-------- Extracted records --------

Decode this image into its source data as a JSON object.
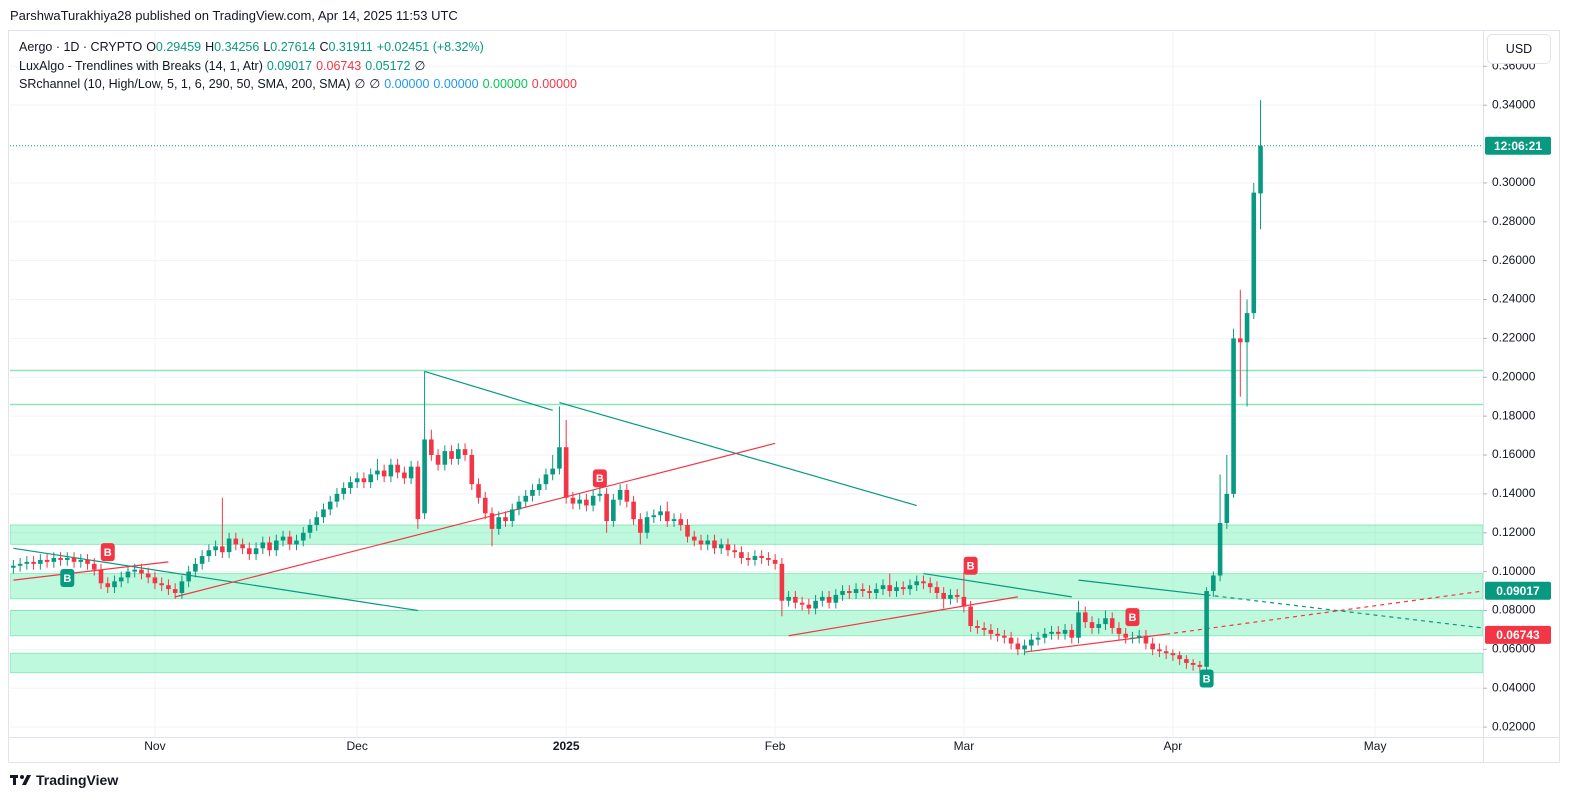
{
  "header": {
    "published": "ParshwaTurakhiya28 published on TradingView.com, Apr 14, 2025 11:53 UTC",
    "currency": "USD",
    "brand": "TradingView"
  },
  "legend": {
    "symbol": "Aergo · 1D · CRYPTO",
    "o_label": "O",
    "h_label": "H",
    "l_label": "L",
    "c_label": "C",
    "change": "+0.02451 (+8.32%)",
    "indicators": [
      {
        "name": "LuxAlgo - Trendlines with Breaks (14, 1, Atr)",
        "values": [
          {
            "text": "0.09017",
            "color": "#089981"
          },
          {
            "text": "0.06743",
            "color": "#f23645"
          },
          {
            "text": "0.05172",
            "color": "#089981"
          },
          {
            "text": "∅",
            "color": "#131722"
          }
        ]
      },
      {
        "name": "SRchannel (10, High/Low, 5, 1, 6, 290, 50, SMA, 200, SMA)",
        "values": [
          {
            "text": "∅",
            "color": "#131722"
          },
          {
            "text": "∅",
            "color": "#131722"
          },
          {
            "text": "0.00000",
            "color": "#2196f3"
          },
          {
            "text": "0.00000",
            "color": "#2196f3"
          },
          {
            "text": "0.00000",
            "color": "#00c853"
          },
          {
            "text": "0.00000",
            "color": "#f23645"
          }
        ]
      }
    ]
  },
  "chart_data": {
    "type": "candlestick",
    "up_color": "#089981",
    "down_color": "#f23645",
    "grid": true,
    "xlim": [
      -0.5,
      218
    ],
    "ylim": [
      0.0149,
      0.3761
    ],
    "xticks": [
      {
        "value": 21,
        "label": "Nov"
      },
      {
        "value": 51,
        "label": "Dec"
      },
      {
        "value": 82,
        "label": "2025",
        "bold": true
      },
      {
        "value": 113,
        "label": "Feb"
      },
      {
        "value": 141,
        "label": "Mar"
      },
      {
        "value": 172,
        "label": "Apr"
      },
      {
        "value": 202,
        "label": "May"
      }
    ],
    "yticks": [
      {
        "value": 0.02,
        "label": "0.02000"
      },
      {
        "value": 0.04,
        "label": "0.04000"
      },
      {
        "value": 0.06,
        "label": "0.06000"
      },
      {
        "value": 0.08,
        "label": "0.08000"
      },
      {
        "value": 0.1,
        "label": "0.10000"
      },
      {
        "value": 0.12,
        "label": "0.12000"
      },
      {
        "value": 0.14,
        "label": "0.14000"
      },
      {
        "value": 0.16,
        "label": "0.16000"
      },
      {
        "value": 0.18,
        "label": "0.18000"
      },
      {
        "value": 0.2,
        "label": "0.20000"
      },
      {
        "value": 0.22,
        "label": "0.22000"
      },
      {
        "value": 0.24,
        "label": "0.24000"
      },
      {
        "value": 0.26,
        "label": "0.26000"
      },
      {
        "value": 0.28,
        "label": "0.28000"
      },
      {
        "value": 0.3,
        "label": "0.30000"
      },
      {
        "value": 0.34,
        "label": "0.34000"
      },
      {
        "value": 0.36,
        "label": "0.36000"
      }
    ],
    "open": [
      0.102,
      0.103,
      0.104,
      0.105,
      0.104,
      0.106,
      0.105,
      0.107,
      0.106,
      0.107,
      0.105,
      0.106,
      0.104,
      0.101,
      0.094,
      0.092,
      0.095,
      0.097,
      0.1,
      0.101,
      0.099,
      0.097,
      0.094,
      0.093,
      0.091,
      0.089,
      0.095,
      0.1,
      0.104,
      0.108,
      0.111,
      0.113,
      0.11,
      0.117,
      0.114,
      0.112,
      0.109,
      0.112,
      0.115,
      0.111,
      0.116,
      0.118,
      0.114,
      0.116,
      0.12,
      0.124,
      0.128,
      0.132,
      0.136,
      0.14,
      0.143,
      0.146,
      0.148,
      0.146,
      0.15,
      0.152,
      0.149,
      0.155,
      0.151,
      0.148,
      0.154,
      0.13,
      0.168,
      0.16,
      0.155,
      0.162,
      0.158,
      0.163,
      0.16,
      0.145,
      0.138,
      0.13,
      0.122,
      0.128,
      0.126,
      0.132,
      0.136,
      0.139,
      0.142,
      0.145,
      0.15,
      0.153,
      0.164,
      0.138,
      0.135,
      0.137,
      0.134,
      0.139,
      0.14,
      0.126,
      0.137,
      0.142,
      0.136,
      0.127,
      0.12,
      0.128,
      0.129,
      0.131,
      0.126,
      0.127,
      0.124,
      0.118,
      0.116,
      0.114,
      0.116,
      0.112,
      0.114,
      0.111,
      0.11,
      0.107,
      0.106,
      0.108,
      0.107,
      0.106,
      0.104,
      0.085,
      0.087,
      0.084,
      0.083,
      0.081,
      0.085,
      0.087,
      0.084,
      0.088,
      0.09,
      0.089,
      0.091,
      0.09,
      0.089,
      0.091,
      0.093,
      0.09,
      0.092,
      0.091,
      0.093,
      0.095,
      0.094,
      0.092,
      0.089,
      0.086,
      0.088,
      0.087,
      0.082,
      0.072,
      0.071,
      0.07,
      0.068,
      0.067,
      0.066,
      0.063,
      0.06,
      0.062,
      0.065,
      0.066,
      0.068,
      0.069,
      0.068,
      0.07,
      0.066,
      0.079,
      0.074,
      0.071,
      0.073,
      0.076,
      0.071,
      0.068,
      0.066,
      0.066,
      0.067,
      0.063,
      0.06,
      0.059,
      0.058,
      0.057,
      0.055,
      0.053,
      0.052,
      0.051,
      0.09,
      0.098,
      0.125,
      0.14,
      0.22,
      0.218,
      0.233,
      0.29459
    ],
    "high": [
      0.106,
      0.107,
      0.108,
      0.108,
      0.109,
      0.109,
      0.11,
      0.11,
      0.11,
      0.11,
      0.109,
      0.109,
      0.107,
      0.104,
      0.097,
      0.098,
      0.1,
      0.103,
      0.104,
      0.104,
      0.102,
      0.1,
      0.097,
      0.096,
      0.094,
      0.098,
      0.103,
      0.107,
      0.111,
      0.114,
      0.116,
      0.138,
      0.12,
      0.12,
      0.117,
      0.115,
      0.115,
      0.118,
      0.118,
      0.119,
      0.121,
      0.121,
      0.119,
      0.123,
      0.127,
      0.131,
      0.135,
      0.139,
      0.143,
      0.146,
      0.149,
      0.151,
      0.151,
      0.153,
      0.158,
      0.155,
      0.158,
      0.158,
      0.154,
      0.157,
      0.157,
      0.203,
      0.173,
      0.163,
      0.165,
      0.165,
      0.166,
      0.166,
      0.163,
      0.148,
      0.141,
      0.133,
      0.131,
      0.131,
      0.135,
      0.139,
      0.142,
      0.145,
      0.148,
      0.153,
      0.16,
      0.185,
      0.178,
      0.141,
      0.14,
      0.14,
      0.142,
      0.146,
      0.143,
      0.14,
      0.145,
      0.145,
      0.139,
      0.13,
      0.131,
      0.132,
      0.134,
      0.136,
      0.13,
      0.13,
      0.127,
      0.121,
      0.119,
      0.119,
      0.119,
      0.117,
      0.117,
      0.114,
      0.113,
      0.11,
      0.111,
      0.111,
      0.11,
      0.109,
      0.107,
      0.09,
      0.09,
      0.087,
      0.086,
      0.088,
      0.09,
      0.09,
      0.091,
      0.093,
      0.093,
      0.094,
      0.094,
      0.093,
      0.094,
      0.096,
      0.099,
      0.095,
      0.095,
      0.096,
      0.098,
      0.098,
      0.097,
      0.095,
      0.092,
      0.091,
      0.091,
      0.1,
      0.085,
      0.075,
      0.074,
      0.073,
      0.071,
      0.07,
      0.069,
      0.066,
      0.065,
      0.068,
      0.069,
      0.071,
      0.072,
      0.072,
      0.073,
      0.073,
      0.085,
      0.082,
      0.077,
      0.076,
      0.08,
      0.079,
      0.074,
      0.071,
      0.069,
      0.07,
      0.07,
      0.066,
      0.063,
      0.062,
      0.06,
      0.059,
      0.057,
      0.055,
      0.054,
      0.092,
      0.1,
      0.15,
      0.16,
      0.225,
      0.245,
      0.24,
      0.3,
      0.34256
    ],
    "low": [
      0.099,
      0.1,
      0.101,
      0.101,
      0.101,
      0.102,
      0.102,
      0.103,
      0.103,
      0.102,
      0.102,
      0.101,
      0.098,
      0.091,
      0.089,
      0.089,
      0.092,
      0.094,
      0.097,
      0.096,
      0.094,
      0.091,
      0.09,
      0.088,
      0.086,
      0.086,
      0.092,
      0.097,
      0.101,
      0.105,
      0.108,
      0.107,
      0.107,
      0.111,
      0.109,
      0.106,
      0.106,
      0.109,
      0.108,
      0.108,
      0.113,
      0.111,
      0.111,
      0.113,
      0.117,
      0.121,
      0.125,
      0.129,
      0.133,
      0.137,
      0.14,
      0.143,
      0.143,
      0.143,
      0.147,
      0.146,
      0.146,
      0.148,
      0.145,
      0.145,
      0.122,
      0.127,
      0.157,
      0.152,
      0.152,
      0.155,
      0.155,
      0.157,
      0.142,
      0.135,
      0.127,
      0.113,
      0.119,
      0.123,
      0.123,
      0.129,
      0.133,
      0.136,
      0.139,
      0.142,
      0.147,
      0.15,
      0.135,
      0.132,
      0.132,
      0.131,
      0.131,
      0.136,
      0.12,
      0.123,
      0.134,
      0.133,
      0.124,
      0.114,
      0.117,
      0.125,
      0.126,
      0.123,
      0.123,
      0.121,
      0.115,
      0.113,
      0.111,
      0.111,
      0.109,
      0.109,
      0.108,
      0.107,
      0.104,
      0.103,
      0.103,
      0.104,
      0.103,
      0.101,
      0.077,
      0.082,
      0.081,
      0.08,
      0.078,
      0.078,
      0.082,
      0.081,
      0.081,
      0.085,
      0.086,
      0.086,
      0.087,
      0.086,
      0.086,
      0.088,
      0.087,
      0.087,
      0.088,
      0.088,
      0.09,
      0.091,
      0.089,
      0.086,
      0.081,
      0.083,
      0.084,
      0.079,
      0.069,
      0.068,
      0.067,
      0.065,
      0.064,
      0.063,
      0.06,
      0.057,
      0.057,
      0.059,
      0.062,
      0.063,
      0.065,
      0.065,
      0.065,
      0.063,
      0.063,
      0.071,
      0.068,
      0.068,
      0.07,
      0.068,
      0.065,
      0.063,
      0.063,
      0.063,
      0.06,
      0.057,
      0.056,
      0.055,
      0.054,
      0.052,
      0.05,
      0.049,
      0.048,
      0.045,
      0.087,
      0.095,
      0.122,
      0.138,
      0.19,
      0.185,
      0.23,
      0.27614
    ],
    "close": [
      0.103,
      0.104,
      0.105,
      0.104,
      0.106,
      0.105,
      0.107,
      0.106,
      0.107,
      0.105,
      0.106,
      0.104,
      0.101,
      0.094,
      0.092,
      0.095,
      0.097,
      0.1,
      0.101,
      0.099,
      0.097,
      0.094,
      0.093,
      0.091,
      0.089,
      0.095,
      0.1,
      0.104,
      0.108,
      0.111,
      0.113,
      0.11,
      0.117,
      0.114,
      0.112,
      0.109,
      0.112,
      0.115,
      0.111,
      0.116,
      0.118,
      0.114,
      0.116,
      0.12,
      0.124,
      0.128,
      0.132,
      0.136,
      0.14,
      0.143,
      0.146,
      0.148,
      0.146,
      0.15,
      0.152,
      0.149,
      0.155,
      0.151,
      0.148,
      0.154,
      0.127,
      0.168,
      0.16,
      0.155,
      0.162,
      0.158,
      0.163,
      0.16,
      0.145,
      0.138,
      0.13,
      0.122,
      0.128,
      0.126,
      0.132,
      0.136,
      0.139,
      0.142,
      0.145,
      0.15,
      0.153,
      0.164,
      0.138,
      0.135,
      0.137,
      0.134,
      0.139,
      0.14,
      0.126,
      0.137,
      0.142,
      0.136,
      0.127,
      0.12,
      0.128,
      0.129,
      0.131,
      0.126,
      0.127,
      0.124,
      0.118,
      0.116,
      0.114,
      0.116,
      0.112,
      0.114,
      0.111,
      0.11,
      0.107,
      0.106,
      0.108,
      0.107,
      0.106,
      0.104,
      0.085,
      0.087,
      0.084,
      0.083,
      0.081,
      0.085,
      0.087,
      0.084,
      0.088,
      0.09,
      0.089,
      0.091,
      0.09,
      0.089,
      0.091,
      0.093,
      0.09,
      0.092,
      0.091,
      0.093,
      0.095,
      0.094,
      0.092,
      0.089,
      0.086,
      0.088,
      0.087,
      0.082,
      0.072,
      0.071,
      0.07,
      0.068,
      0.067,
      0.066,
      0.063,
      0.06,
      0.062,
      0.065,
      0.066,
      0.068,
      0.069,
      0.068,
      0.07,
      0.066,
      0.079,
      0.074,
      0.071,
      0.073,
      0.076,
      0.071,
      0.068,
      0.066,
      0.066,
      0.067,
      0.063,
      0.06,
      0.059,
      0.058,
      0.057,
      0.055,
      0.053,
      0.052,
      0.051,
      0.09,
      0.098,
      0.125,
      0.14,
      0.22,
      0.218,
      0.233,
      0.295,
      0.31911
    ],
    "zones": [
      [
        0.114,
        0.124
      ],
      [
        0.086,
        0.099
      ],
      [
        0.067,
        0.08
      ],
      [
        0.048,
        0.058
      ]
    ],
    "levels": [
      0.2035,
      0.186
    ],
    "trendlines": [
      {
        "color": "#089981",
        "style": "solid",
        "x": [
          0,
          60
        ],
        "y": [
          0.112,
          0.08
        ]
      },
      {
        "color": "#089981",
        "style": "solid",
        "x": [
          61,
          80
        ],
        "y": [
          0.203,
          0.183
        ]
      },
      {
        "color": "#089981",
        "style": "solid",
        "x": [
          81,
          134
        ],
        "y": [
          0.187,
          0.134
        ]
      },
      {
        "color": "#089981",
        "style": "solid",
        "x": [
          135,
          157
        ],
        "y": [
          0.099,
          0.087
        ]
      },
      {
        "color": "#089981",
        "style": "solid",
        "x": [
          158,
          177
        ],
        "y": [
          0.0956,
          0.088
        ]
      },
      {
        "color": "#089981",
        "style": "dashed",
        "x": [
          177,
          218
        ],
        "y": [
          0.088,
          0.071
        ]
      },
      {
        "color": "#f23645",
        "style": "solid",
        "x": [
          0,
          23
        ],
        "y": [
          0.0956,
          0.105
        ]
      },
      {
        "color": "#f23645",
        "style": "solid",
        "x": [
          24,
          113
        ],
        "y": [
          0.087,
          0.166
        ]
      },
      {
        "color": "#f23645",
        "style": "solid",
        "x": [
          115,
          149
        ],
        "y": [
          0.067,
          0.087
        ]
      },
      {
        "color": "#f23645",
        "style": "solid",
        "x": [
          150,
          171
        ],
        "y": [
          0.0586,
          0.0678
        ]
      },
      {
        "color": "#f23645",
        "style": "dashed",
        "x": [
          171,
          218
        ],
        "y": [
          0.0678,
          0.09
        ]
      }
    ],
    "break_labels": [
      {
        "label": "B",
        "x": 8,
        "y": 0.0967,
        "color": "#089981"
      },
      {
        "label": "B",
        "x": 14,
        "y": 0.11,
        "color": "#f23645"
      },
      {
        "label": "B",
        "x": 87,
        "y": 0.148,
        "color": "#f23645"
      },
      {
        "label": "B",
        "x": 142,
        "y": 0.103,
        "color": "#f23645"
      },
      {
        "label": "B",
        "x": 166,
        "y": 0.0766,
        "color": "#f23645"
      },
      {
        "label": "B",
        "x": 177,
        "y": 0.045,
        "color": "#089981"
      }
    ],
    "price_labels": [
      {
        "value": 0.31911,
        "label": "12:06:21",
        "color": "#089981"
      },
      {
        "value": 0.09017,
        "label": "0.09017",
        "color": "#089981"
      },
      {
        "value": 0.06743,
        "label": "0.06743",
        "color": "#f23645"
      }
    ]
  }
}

--------

**Exercise description**
Every line of the records that includes the word "TradingView" should be gathered.

**Complete answer**
    "published": "ParshwaTurakhiya28 published on TradingView.com, Apr 14, 2025 11:53 UTC",
    "brand": "TradingView"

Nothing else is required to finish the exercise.